**DIRECTION:**
Quote the listing below in its entirety.

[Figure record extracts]
=-=-=

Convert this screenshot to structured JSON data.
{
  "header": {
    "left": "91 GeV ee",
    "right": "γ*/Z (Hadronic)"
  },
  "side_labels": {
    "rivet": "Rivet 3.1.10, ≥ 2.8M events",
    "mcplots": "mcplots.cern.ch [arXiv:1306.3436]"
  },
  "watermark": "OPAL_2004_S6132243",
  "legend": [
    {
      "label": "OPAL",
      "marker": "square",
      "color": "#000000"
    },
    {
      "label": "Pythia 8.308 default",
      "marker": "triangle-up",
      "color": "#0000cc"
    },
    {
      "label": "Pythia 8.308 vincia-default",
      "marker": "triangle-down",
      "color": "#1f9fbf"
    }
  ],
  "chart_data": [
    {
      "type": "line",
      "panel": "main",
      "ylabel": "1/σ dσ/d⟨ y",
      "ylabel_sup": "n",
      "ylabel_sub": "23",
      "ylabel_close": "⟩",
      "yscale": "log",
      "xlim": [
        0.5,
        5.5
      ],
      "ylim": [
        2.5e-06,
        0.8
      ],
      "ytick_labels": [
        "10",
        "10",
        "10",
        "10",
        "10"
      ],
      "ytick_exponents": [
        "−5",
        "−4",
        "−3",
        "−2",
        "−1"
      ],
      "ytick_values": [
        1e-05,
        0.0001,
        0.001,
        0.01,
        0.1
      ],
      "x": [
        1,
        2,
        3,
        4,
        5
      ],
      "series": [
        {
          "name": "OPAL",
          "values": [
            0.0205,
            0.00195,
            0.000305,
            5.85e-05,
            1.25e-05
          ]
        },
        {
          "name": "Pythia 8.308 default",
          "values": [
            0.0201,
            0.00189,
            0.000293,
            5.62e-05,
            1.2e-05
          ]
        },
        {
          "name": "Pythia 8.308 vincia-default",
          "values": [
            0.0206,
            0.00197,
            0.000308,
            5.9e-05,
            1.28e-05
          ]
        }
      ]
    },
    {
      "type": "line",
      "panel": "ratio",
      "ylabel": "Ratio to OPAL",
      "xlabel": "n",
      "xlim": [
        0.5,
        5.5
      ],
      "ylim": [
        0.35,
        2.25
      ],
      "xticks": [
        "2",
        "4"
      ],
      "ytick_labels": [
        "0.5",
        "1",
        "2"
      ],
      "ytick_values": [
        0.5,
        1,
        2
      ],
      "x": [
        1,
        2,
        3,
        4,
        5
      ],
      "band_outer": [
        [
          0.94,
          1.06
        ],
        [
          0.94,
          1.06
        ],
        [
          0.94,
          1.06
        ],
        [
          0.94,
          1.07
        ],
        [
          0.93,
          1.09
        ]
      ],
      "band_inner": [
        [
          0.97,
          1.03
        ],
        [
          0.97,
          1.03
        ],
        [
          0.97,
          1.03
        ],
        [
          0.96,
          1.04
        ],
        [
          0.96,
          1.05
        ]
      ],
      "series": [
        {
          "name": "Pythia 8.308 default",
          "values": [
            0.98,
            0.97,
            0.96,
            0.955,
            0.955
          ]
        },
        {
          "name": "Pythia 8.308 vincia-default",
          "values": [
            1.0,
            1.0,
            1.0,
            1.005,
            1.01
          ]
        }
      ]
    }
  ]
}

=-=-=

**ANSWER IN FULL:**
Convert this screenshot to structured JSON data.
{
  "header": {
    "left": "91 GeV ee",
    "right": "γ*/Z (Hadronic)"
  },
  "side_labels": {
    "rivet": "Rivet 3.1.10, ≥ 2.8M events",
    "mcplots": "mcplots.cern.ch [arXiv:1306.3436]"
  },
  "watermark": "OPAL_2004_S6132243",
  "legend": [
    {
      "label": "OPAL",
      "marker": "square",
      "color": "#000000"
    },
    {
      "label": "Pythia 8.308 default",
      "marker": "triangle-up",
      "color": "#0000cc"
    },
    {
      "label": "Pythia 8.308 vincia-default",
      "marker": "triangle-down",
      "color": "#1f9fbf"
    }
  ],
  "chart_data": [
    {
      "type": "line",
      "panel": "main",
      "ylabel": "1/σ dσ/d⟨ y",
      "ylabel_sup": "n",
      "ylabel_sub": "23",
      "ylabel_close": "⟩",
      "yscale": "log",
      "xlim": [
        0.5,
        5.5
      ],
      "ylim": [
        2.5e-06,
        0.8
      ],
      "ytick_labels": [
        "10",
        "10",
        "10",
        "10",
        "10"
      ],
      "ytick_exponents": [
        "−5",
        "−4",
        "−3",
        "−2",
        "−1"
      ],
      "ytick_values": [
        1e-05,
        0.0001,
        0.001,
        0.01,
        0.1
      ],
      "x": [
        1,
        2,
        3,
        4,
        5
      ],
      "series": [
        {
          "name": "OPAL",
          "values": [
            0.0205,
            0.00195,
            0.000305,
            5.85e-05,
            1.25e-05
          ]
        },
        {
          "name": "Pythia 8.308 default",
          "values": [
            0.0201,
            0.00189,
            0.000293,
            5.62e-05,
            1.2e-05
          ]
        },
        {
          "name": "Pythia 8.308 vincia-default",
          "values": [
            0.0206,
            0.00197,
            0.000308,
            5.9e-05,
            1.28e-05
          ]
        }
      ]
    },
    {
      "type": "line",
      "panel": "ratio",
      "ylabel": "Ratio to OPAL",
      "xlabel": "n",
      "xlim": [
        0.5,
        5.5
      ],
      "ylim": [
        0.35,
        2.25
      ],
      "xticks": [
        "2",
        "4"
      ],
      "ytick_labels": [
        "0.5",
        "1",
        "2"
      ],
      "ytick_values": [
        0.5,
        1,
        2
      ],
      "x": [
        1,
        2,
        3,
        4,
        5
      ],
      "band_outer": [
        [
          0.94,
          1.06
        ],
        [
          0.94,
          1.06
        ],
        [
          0.94,
          1.06
        ],
        [
          0.94,
          1.07
        ],
        [
          0.93,
          1.09
        ]
      ],
      "band_inner": [
        [
          0.97,
          1.03
        ],
        [
          0.97,
          1.03
        ],
        [
          0.97,
          1.03
        ],
        [
          0.96,
          1.04
        ],
        [
          0.96,
          1.05
        ]
      ],
      "series": [
        {
          "name": "Pythia 8.308 default",
          "values": [
            0.98,
            0.97,
            0.96,
            0.955,
            0.955
          ]
        },
        {
          "name": "Pythia 8.308 vincia-default",
          "values": [
            1.0,
            1.0,
            1.0,
            1.005,
            1.01
          ]
        }
      ]
    }
  ]
}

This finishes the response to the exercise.